Your task is to give the number of lines in the listing that include "only", and nothing else.

→ RECORDS TO PROCESS
# # #
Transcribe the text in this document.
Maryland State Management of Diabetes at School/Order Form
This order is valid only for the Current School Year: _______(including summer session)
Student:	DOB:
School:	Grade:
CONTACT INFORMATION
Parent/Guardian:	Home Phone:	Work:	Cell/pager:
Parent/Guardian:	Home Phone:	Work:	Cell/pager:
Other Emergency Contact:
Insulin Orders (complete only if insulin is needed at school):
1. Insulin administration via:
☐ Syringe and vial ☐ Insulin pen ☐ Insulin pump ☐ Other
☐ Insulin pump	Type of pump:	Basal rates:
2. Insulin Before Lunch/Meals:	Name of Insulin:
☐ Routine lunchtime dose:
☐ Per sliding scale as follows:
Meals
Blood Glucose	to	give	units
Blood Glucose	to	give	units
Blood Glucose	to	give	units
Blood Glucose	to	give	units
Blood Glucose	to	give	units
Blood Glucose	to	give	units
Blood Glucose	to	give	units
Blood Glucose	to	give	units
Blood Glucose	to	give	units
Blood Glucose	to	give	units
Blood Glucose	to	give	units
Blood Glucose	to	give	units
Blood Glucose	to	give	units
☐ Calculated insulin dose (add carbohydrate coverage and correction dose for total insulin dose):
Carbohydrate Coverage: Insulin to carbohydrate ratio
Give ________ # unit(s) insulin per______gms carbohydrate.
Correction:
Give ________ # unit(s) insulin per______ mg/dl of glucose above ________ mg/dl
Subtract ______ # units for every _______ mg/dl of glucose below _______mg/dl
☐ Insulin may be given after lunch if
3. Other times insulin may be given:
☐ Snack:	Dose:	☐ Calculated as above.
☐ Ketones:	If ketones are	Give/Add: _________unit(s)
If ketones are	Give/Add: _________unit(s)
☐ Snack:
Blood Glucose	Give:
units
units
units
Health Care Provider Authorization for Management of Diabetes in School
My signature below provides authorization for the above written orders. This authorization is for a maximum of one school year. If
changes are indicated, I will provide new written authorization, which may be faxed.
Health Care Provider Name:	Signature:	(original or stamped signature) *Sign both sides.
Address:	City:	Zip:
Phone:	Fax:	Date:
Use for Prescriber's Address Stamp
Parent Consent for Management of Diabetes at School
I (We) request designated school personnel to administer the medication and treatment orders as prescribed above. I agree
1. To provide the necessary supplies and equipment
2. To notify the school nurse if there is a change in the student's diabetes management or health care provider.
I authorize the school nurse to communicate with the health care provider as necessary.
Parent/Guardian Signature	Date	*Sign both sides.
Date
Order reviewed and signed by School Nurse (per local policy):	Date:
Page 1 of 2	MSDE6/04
# # #
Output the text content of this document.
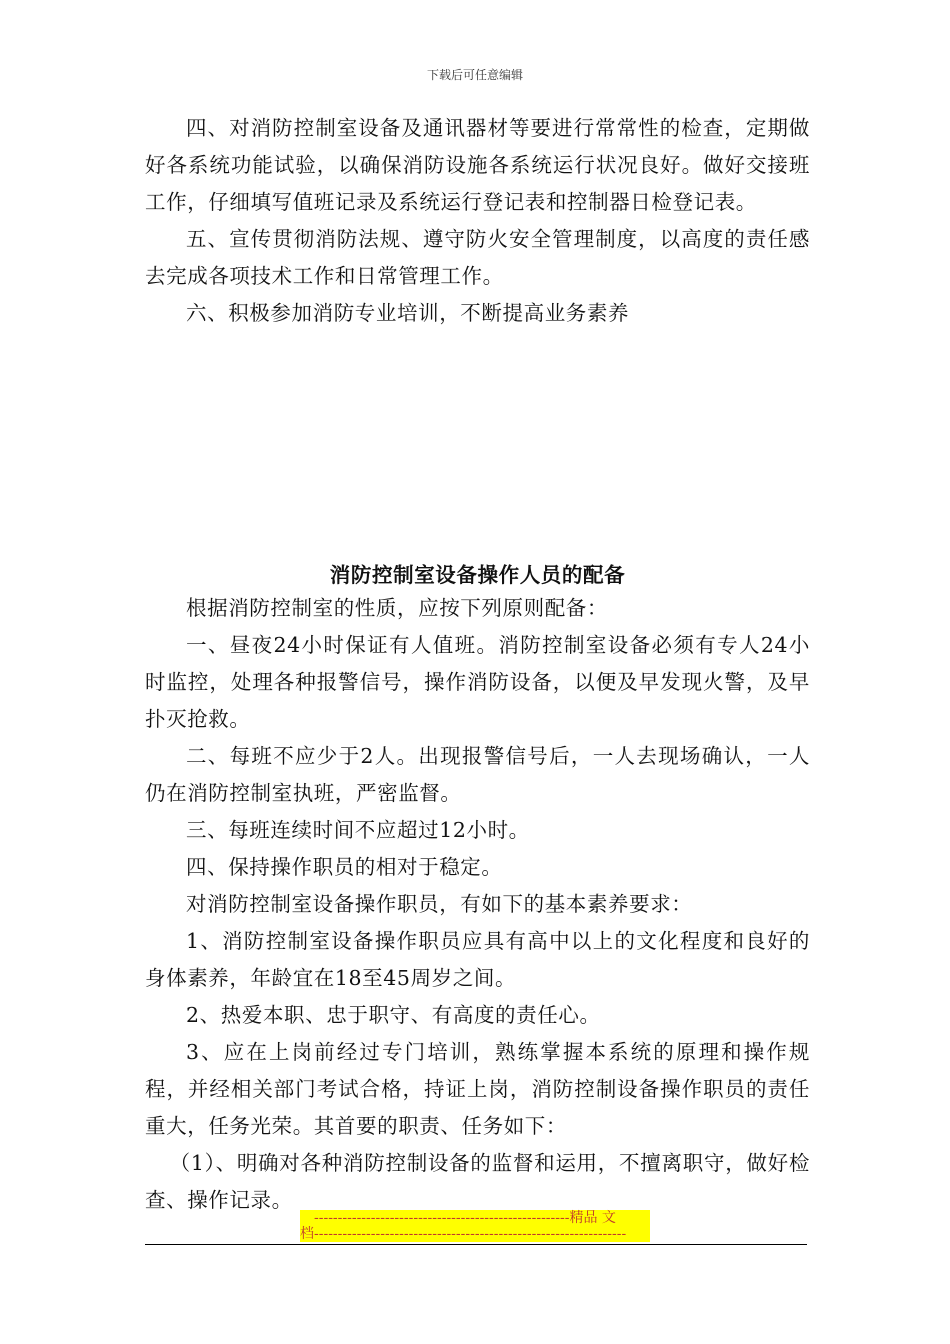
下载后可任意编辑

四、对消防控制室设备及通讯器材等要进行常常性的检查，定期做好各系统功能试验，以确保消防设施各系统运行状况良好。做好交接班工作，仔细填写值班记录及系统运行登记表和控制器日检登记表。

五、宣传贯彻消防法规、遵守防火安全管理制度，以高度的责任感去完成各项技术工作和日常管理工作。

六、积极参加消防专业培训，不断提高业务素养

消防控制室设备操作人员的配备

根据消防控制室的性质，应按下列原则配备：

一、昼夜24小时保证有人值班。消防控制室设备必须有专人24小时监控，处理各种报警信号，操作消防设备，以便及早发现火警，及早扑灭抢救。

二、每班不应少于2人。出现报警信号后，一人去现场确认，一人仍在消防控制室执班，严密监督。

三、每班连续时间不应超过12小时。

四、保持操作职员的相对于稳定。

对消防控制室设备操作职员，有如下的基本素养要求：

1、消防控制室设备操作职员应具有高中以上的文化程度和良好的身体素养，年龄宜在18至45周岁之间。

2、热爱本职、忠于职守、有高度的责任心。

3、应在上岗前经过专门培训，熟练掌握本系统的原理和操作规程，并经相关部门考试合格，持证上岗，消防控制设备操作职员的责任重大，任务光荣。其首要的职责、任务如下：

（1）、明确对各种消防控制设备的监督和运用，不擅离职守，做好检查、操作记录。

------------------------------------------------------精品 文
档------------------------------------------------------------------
# # #
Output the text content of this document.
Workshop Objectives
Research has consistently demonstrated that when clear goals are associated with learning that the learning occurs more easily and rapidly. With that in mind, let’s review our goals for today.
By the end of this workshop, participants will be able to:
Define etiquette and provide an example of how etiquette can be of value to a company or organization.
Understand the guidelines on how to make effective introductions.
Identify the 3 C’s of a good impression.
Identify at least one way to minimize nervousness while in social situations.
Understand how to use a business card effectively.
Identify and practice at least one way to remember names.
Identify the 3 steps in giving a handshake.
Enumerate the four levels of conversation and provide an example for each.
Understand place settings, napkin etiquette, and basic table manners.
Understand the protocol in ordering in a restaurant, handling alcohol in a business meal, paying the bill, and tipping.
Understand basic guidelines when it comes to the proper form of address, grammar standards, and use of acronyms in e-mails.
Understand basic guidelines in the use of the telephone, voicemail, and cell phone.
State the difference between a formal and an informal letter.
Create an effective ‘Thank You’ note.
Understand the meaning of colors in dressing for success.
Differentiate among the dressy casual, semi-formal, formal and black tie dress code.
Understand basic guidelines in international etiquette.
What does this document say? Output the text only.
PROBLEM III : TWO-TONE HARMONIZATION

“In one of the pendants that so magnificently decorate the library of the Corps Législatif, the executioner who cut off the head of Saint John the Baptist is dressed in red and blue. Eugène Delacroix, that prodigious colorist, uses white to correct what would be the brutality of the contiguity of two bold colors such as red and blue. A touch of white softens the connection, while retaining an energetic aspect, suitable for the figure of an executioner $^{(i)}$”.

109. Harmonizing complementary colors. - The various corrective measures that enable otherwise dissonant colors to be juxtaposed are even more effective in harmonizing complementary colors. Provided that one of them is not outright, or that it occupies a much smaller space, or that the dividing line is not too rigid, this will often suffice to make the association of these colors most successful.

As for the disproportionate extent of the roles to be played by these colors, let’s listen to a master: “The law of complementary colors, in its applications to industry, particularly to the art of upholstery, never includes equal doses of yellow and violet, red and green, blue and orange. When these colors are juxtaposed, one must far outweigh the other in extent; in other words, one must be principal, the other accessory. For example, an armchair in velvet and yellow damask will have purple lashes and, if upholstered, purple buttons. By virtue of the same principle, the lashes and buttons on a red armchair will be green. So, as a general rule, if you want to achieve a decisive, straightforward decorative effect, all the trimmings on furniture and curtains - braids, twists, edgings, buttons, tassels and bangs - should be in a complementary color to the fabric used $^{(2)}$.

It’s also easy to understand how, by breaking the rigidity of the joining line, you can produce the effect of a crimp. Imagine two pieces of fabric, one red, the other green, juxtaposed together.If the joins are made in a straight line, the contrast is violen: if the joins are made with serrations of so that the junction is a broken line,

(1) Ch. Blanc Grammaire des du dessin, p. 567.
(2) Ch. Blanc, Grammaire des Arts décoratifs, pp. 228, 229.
# # #
→ WRITTEN ANSWER
3